Transcribe the entries that follow, word for word.
━━━ Data ━━━
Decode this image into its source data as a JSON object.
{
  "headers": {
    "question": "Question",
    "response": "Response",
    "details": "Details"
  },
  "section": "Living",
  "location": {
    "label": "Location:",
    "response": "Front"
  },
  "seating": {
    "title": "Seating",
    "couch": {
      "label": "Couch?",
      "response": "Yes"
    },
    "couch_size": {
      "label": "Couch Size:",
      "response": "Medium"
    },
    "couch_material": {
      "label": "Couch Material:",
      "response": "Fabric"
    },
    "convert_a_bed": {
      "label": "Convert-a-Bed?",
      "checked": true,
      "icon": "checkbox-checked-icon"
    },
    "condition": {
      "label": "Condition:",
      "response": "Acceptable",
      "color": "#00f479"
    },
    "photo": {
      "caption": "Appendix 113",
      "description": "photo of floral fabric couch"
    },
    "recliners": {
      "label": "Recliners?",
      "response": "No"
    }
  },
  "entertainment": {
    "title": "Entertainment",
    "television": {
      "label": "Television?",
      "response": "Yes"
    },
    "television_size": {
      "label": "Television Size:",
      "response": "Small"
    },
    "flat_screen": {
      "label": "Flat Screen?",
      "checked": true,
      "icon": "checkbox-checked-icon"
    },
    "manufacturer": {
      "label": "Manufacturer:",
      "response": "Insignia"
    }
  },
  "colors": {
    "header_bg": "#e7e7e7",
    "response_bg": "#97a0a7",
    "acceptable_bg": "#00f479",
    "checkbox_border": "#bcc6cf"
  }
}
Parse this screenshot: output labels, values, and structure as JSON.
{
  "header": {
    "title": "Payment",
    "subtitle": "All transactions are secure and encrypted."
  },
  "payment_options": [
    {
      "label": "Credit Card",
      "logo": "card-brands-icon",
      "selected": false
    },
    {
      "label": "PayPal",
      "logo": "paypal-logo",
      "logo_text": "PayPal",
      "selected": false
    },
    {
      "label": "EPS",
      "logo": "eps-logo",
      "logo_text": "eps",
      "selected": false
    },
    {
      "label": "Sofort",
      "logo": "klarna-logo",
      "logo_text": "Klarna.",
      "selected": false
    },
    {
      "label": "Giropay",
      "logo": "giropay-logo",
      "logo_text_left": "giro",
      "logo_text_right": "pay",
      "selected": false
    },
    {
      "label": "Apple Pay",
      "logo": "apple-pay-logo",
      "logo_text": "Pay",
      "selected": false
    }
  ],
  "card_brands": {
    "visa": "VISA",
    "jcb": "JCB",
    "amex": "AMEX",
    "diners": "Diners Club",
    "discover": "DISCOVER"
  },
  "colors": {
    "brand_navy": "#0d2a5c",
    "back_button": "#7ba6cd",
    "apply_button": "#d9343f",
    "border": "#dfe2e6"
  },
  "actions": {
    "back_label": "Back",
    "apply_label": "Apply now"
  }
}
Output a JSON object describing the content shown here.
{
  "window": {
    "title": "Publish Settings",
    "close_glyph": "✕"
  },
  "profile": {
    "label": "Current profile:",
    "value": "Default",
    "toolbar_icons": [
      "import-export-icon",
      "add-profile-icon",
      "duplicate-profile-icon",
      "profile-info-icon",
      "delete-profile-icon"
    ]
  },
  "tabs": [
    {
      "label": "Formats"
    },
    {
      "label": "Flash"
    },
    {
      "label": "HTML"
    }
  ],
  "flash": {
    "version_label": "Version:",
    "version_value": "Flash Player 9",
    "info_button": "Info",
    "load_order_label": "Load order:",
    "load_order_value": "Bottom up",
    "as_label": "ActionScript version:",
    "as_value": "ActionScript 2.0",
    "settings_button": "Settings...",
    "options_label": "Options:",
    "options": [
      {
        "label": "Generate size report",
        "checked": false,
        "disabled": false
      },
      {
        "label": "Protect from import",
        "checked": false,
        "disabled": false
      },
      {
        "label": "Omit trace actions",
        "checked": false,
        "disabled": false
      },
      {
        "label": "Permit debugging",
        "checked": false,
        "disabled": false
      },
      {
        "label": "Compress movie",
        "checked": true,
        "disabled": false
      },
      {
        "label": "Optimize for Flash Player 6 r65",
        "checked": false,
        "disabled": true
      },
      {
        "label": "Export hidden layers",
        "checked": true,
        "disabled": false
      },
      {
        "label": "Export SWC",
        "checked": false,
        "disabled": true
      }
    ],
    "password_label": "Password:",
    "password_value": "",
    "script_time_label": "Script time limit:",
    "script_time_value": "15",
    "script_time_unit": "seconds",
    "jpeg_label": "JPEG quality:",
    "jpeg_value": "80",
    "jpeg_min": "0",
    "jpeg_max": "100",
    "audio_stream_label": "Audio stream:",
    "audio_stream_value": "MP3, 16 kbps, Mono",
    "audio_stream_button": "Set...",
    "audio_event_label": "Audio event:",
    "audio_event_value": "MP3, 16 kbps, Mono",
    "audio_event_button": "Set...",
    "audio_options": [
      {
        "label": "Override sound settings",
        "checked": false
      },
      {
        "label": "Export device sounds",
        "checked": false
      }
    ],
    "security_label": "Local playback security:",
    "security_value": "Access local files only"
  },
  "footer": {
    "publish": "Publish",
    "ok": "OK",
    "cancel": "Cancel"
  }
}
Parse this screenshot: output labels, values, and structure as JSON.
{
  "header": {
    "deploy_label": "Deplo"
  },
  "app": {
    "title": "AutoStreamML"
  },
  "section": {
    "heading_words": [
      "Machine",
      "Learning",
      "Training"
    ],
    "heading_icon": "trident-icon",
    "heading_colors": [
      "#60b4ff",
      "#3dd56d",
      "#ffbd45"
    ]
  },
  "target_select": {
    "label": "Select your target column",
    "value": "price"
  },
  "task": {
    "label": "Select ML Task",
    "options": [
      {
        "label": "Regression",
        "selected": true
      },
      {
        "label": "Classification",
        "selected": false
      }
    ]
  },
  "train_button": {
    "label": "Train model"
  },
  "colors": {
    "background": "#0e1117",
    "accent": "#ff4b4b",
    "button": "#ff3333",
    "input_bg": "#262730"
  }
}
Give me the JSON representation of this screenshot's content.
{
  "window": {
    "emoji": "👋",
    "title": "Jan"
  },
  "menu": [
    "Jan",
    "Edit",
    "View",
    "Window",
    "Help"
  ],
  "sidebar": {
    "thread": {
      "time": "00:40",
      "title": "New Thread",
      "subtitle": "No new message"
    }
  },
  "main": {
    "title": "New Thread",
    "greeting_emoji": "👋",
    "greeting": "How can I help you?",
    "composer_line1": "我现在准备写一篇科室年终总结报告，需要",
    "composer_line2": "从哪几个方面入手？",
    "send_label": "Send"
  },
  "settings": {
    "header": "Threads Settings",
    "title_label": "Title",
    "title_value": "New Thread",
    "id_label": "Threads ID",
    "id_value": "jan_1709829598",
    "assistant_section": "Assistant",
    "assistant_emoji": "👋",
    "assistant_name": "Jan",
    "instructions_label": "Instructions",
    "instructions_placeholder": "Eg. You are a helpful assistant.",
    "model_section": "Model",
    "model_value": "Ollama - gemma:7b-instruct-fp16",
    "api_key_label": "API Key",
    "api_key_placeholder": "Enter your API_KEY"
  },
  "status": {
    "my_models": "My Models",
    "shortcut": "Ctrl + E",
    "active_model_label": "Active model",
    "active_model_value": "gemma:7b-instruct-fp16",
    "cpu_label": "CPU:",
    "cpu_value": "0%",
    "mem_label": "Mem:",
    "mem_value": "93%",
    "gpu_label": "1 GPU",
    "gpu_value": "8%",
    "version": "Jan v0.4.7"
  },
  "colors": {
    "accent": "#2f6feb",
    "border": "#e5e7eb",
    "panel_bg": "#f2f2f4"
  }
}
━━━
The answer »
Decode this image into its source data as a JSON object.
{
  "headers": {
    "question": "Question",
    "response": "Response",
    "details": "Details"
  },
  "section": "Living",
  "location": {
    "label": "Location:",
    "response": "Front"
  },
  "seating": {
    "title": "Seating",
    "couch": {
      "label": "Couch?",
      "response": "Yes"
    },
    "couch_size": {
      "label": "Couch Size:",
      "response": "Medium"
    },
    "couch_material": {
      "label": "Couch Material:",
      "response": "Fabric"
    },
    "convert_a_bed": {
      "label": "Convert-a-Bed?",
      "checked": true,
      "icon": "checkbox-checked-icon"
    },
    "condition": {
      "label": "Condition:",
      "response": "Acceptable",
      "color": "#00f479"
    },
    "photo": {
      "caption": "Appendix 113",
      "description": "photo of floral fabric couch"
    },
    "recliners": {
      "label": "Recliners?",
      "response": "No"
    }
  },
  "entertainment": {
    "title": "Entertainment",
    "television": {
      "label": "Television?",
      "response": "Yes"
    },
    "television_size": {
      "label": "Television Size:",
      "response": "Small"
    },
    "flat_screen": {
      "label": "Flat Screen?",
      "checked": true,
      "icon": "checkbox-checked-icon"
    },
    "manufacturer": {
      "label": "Manufacturer:",
      "response": "Insignia"
    }
  },
  "colors": {
    "header_bg": "#e7e7e7",
    "response_bg": "#97a0a7",
    "acceptable_bg": "#00f479",
    "checkbox_border": "#bcc6cf"
  }
}
Parse this screenshot: output labels, values, and structure as JSON.
{
  "header": {
    "title": "Payment",
    "subtitle": "All transactions are secure and encrypted."
  },
  "payment_options": [
    {
      "label": "Credit Card",
      "logo": "card-brands-icon",
      "selected": false
    },
    {
      "label": "PayPal",
      "logo": "paypal-logo",
      "logo_text": "PayPal",
      "selected": false
    },
    {
      "label": "EPS",
      "logo": "eps-logo",
      "logo_text": "eps",
      "selected": false
    },
    {
      "label": "Sofort",
      "logo": "klarna-logo",
      "logo_text": "Klarna.",
      "selected": false
    },
    {
      "label": "Giropay",
      "logo": "giropay-logo",
      "logo_text_left": "giro",
      "logo_text_right": "pay",
      "selected": false
    },
    {
      "label": "Apple Pay",
      "logo": "apple-pay-logo",
      "logo_text": "Pay",
      "selected": false
    }
  ],
  "card_brands": {
    "visa": "VISA",
    "jcb": "JCB",
    "amex": "AMEX",
    "diners": "Diners Club",
    "discover": "DISCOVER"
  },
  "colors": {
    "brand_navy": "#0d2a5c",
    "back_button": "#7ba6cd",
    "apply_button": "#d9343f",
    "border": "#dfe2e6"
  },
  "actions": {
    "back_label": "Back",
    "apply_label": "Apply now"
  }
}
Output a JSON object describing the content shown here.
{
  "window": {
    "title": "Publish Settings",
    "close_glyph": "✕"
  },
  "profile": {
    "label": "Current profile:",
    "value": "Default",
    "toolbar_icons": [
      "import-export-icon",
      "add-profile-icon",
      "duplicate-profile-icon",
      "profile-info-icon",
      "delete-profile-icon"
    ]
  },
  "tabs": [
    {
      "label": "Formats"
    },
    {
      "label": "Flash"
    },
    {
      "label": "HTML"
    }
  ],
  "flash": {
    "version_label": "Version:",
    "version_value": "Flash Player 9",
    "info_button": "Info",
    "load_order_label": "Load order:",
    "load_order_value": "Bottom up",
    "as_label": "ActionScript version:",
    "as_value": "ActionScript 2.0",
    "settings_button": "Settings...",
    "options_label": "Options:",
    "options": [
      {
        "label": "Generate size report",
        "checked": false,
        "disabled": false
      },
      {
        "label": "Protect from import",
        "checked": false,
        "disabled": false
      },
      {
        "label": "Omit trace actions",
        "checked": false,
        "disabled": false
      },
      {
        "label": "Permit debugging",
        "checked": false,
        "disabled": false
      },
      {
        "label": "Compress movie",
        "checked": true,
        "disabled": false
      },
      {
        "label": "Optimize for Flash Player 6 r65",
        "checked": false,
        "disabled": true
      },
      {
        "label": "Export hidden layers",
        "checked": true,
        "disabled": false
      },
      {
        "label": "Export SWC",
        "checked": false,
        "disabled": true
      }
    ],
    "password_label": "Password:",
    "password_value": "",
    "script_time_label": "Script time limit:",
    "script_time_value": "15",
    "script_time_unit": "seconds",
    "jpeg_label": "JPEG quality:",
    "jpeg_value": "80",
    "jpeg_min": "0",
    "jpeg_max": "100",
    "audio_stream_label": "Audio stream:",
    "audio_stream_value": "MP3, 16 kbps, Mono",
    "audio_stream_button": "Set...",
    "audio_event_label": "Audio event:",
    "audio_event_value": "MP3, 16 kbps, Mono",
    "audio_event_button": "Set...",
    "audio_options": [
      {
        "label": "Override sound settings",
        "checked": false
      },
      {
        "label": "Export device sounds",
        "checked": false
      }
    ],
    "security_label": "Local playback security:",
    "security_value": "Access local files only"
  },
  "footer": {
    "publish": "Publish",
    "ok": "OK",
    "cancel": "Cancel"
  }
}
Parse this screenshot: output labels, values, and structure as JSON.
{
  "header": {
    "deploy_label": "Deplo"
  },
  "app": {
    "title": "AutoStreamML"
  },
  "section": {
    "heading_words": [
      "Machine",
      "Learning",
      "Training"
    ],
    "heading_icon": "trident-icon",
    "heading_colors": [
      "#60b4ff",
      "#3dd56d",
      "#ffbd45"
    ]
  },
  "target_select": {
    "label": "Select your target column",
    "value": "price"
  },
  "task": {
    "label": "Select ML Task",
    "options": [
      {
        "label": "Regression",
        "selected": true
      },
      {
        "label": "Classification",
        "selected": false
      }
    ]
  },
  "train_button": {
    "label": "Train model"
  },
  "colors": {
    "background": "#0e1117",
    "accent": "#ff4b4b",
    "button": "#ff3333",
    "input_bg": "#262730"
  }
}
Give me the JSON representation of this screenshot's content.
{
  "window": {
    "emoji": "👋",
    "title": "Jan"
  },
  "menu": [
    "Jan",
    "Edit",
    "View",
    "Window",
    "Help"
  ],
  "sidebar": {
    "thread": {
      "time": "00:40",
      "title": "New Thread",
      "subtitle": "No new message"
    }
  },
  "main": {
    "title": "New Thread",
    "greeting_emoji": "👋",
    "greeting": "How can I help you?",
    "composer_line1": "我现在准备写一篇科室年终总结报告，需要",
    "composer_line2": "从哪几个方面入手？",
    "send_label": "Send"
  },
  "settings": {
    "header": "Threads Settings",
    "title_label": "Title",
    "title_value": "New Thread",
    "id_label": "Threads ID",
    "id_value": "jan_1709829598",
    "assistant_section": "Assistant",
    "assistant_emoji": "👋",
    "assistant_name": "Jan",
    "instructions_label": "Instructions",
    "instructions_placeholder": "Eg. You are a helpful assistant.",
    "model_section": "Model",
    "model_value": "Ollama - gemma:7b-instruct-fp16",
    "api_key_label": "API Key",
    "api_key_placeholder": "Enter your API_KEY"
  },
  "status": {
    "my_models": "My Models",
    "shortcut": "Ctrl + E",
    "active_model_label": "Active model",
    "active_model_value": "gemma:7b-instruct-fp16",
    "cpu_label": "CPU:",
    "cpu_value": "0%",
    "mem_label": "Mem:",
    "mem_value": "93%",
    "gpu_label": "1 GPU",
    "gpu_value": "8%",
    "version": "Jan v0.4.7"
  },
  "colors": {
    "accent": "#2f6feb",
    "border": "#e5e7eb",
    "panel_bg": "#f2f2f4"
  }
}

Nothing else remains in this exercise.